Your task is to extract every line from the material below exactly.

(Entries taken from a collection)
---------------
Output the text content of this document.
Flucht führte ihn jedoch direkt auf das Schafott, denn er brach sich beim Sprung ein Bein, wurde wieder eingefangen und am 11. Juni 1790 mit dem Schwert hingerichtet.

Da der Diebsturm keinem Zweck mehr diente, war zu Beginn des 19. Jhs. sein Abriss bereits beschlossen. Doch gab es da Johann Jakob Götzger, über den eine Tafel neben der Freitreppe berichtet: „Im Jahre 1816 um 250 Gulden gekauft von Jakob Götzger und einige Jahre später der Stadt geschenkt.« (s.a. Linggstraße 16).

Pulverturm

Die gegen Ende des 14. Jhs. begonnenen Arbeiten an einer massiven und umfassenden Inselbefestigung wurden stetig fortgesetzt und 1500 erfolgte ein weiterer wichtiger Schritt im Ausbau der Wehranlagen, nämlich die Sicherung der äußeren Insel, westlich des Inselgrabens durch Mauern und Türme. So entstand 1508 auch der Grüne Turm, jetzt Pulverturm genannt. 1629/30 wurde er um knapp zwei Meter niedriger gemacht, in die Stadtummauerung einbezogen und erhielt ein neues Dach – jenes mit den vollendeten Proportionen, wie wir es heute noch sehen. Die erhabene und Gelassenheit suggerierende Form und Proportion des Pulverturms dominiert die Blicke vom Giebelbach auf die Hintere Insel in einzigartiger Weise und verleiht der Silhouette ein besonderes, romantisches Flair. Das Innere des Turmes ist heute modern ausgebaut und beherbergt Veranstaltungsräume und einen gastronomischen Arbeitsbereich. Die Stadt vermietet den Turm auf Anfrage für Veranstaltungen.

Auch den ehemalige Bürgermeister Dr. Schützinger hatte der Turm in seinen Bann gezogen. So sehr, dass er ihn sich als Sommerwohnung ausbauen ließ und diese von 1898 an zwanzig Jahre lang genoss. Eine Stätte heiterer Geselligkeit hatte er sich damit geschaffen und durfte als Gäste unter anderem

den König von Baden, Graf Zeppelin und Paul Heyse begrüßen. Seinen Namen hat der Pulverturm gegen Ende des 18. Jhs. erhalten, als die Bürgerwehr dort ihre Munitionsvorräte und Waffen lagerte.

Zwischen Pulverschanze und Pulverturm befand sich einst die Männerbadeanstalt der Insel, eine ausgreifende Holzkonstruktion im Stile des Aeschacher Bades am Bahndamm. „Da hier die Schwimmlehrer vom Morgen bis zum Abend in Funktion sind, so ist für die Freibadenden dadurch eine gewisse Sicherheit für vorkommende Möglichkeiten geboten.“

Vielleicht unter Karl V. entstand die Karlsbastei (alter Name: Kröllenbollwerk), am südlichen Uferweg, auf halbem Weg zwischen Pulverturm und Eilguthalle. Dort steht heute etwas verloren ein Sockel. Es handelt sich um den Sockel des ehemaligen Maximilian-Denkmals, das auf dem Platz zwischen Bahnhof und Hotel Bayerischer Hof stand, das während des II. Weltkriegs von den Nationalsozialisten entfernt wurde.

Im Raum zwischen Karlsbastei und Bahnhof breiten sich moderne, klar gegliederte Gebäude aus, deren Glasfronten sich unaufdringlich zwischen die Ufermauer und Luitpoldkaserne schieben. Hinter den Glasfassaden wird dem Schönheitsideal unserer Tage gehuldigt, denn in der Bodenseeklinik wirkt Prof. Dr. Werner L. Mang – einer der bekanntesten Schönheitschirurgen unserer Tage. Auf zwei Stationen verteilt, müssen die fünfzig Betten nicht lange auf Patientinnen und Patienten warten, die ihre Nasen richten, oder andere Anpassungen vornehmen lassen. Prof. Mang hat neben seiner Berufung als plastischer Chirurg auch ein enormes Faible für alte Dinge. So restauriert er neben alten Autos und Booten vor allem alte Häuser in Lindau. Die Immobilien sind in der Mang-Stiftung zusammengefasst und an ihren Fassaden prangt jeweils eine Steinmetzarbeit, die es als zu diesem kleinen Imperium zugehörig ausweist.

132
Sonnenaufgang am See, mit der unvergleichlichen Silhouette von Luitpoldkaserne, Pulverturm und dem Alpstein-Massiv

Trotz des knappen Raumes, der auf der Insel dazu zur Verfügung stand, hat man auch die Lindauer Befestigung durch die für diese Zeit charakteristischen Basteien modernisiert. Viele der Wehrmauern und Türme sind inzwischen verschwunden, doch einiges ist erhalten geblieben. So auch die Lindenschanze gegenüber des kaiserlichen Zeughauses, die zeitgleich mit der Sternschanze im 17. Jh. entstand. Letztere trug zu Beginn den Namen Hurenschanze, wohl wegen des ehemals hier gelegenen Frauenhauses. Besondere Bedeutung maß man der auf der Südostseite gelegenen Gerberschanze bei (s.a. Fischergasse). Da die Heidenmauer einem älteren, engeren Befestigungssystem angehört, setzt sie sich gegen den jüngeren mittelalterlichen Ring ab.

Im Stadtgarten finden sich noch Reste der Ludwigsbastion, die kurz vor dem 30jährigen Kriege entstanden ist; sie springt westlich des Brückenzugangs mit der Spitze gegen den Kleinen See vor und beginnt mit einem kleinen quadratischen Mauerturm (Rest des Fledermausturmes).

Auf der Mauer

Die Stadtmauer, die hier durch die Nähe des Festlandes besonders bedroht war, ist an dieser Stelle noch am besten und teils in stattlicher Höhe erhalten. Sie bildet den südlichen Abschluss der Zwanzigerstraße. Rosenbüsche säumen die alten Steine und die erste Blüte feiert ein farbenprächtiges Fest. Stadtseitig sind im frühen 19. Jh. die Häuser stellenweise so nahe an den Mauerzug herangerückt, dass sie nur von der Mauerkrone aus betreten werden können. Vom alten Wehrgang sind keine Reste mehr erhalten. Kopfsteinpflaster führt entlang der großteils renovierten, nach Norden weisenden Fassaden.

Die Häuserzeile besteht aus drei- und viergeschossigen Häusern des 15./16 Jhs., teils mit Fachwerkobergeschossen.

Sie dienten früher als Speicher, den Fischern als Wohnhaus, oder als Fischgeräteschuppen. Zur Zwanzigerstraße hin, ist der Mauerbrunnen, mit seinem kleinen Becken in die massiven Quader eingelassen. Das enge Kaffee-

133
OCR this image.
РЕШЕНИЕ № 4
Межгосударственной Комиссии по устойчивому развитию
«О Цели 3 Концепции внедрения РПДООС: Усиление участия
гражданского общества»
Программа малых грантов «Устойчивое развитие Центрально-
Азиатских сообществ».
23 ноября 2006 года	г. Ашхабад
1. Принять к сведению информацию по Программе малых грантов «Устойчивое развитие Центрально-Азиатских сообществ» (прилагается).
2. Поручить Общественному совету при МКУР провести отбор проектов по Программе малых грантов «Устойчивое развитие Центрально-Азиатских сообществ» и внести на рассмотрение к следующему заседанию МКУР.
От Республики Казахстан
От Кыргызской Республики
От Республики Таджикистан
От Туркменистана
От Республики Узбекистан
---------------
*Result*.
Output the text content of this document.
Flucht führte ihn jedoch direkt auf das Schafott, denn er brach sich beim Sprung ein Bein, wurde wieder eingefangen und am 11. Juni 1790 mit dem Schwert hingerichtet.

Da der Diebsturm keinem Zweck mehr diente, war zu Beginn des 19. Jhs. sein Abriss bereits beschlossen. Doch gab es da Johann Jakob Götzger, über den eine Tafel neben der Freitreppe berichtet: „Im Jahre 1816 um 250 Gulden gekauft von Jakob Götzger und einige Jahre später der Stadt geschenkt.« (s.a. Linggstraße 16).

Pulverturm

Die gegen Ende des 14. Jhs. begonnenen Arbeiten an einer massiven und umfassenden Inselbefestigung wurden stetig fortgesetzt und 1500 erfolgte ein weiterer wichtiger Schritt im Ausbau der Wehranlagen, nämlich die Sicherung der äußeren Insel, westlich des Inselgrabens durch Mauern und Türme. So entstand 1508 auch der Grüne Turm, jetzt Pulverturm genannt. 1629/30 wurde er um knapp zwei Meter niedriger gemacht, in die Stadtummauerung einbezogen und erhielt ein neues Dach – jenes mit den vollendeten Proportionen, wie wir es heute noch sehen. Die erhabene und Gelassenheit suggerierende Form und Proportion des Pulverturms dominiert die Blicke vom Giebelbach auf die Hintere Insel in einzigartiger Weise und verleiht der Silhouette ein besonderes, romantisches Flair. Das Innere des Turmes ist heute modern ausgebaut und beherbergt Veranstaltungsräume und einen gastronomischen Arbeitsbereich. Die Stadt vermietet den Turm auf Anfrage für Veranstaltungen.

Auch den ehemalige Bürgermeister Dr. Schützinger hatte der Turm in seinen Bann gezogen. So sehr, dass er ihn sich als Sommerwohnung ausbauen ließ und diese von 1898 an zwanzig Jahre lang genoss. Eine Stätte heiterer Geselligkeit hatte er sich damit geschaffen und durfte als Gäste unter anderem

den König von Baden, Graf Zeppelin und Paul Heyse begrüßen. Seinen Namen hat der Pulverturm gegen Ende des 18. Jhs. erhalten, als die Bürgerwehr dort ihre Munitionsvorräte und Waffen lagerte.

Zwischen Pulverschanze und Pulverturm befand sich einst die Männerbadeanstalt der Insel, eine ausgreifende Holzkonstruktion im Stile des Aeschacher Bades am Bahndamm. „Da hier die Schwimmlehrer vom Morgen bis zum Abend in Funktion sind, so ist für die Freibadenden dadurch eine gewisse Sicherheit für vorkommende Möglichkeiten geboten.“

Vielleicht unter Karl V. entstand die Karlsbastei (alter Name: Kröllenbollwerk), am südlichen Uferweg, auf halbem Weg zwischen Pulverturm und Eilguthalle. Dort steht heute etwas verloren ein Sockel. Es handelt sich um den Sockel des ehemaligen Maximilian-Denkmals, das auf dem Platz zwischen Bahnhof und Hotel Bayerischer Hof stand, das während des II. Weltkriegs von den Nationalsozialisten entfernt wurde.

Im Raum zwischen Karlsbastei und Bahnhof breiten sich moderne, klar gegliederte Gebäude aus, deren Glasfronten sich unaufdringlich zwischen die Ufermauer und Luitpoldkaserne schieben. Hinter den Glasfassaden wird dem Schönheitsideal unserer Tage gehuldigt, denn in der Bodenseeklinik wirkt Prof. Dr. Werner L. Mang – einer der bekanntesten Schönheitschirurgen unserer Tage. Auf zwei Stationen verteilt, müssen die fünfzig Betten nicht lange auf Patientinnen und Patienten warten, die ihre Nasen richten, oder andere Anpassungen vornehmen lassen. Prof. Mang hat neben seiner Berufung als plastischer Chirurg auch ein enormes Faible für alte Dinge. So restauriert er neben alten Autos und Booten vor allem alte Häuser in Lindau. Die Immobilien sind in der Mang-Stiftung zusammengefasst und an ihren Fassaden prangt jeweils eine Steinmetzarbeit, die es als zu diesem kleinen Imperium zugehörig ausweist.

132
Sonnenaufgang am See, mit der unvergleichlichen Silhouette von Luitpoldkaserne, Pulverturm und dem Alpstein-Massiv

Trotz des knappen Raumes, der auf der Insel dazu zur Verfügung stand, hat man auch die Lindauer Befestigung durch die für diese Zeit charakteristischen Basteien modernisiert. Viele der Wehrmauern und Türme sind inzwischen verschwunden, doch einiges ist erhalten geblieben. So auch die Lindenschanze gegenüber des kaiserlichen Zeughauses, die zeitgleich mit der Sternschanze im 17. Jh. entstand. Letztere trug zu Beginn den Namen Hurenschanze, wohl wegen des ehemals hier gelegenen Frauenhauses. Besondere Bedeutung maß man der auf der Südostseite gelegenen Gerberschanze bei (s.a. Fischergasse). Da die Heidenmauer einem älteren, engeren Befestigungssystem angehört, setzt sie sich gegen den jüngeren mittelalterlichen Ring ab.

Im Stadtgarten finden sich noch Reste der Ludwigsbastion, die kurz vor dem 30jährigen Kriege entstanden ist; sie springt westlich des Brückenzugangs mit der Spitze gegen den Kleinen See vor und beginnt mit einem kleinen quadratischen Mauerturm (Rest des Fledermausturmes).

Auf der Mauer

Die Stadtmauer, die hier durch die Nähe des Festlandes besonders bedroht war, ist an dieser Stelle noch am besten und teils in stattlicher Höhe erhalten. Sie bildet den südlichen Abschluss der Zwanzigerstraße. Rosenbüsche säumen die alten Steine und die erste Blüte feiert ein farbenprächtiges Fest. Stadtseitig sind im frühen 19. Jh. die Häuser stellenweise so nahe an den Mauerzug herangerückt, dass sie nur von der Mauerkrone aus betreten werden können. Vom alten Wehrgang sind keine Reste mehr erhalten. Kopfsteinpflaster führt entlang der großteils renovierten, nach Norden weisenden Fassaden.

Die Häuserzeile besteht aus drei- und viergeschossigen Häusern des 15./16 Jhs., teils mit Fachwerkobergeschossen.

Sie dienten früher als Speicher, den Fischern als Wohnhaus, oder als Fischgeräteschuppen. Zur Zwanzigerstraße hin, ist der Mauerbrunnen, mit seinem kleinen Becken in die massiven Quader eingelassen. Das enge Kaffee-

133
OCR this image.
РЕШЕНИЕ № 4
Межгосударственной Комиссии по устойчивому развитию
«О Цели 3 Концепции внедрения РПДООС: Усиление участия
гражданского общества»
Программа малых грантов «Устойчивое развитие Центрально-
Азиатских сообществ».
23 ноября 2006 года	г. Ашхабад
1. Принять к сведению информацию по Программе малых грантов «Устойчивое развитие Центрально-Азиатских сообществ» (прилагается).
2. Поручить Общественному совету при МКУР провести отбор проектов по Программе малых грантов «Устойчивое развитие Центрально-Азиатских сообществ» и внести на рассмотрение к следующему заседанию МКУР.
От Республики Казахстан
От Кыргызской Республики
От Республики Таджикистан
От Туркменистана
От Республики Узбекистан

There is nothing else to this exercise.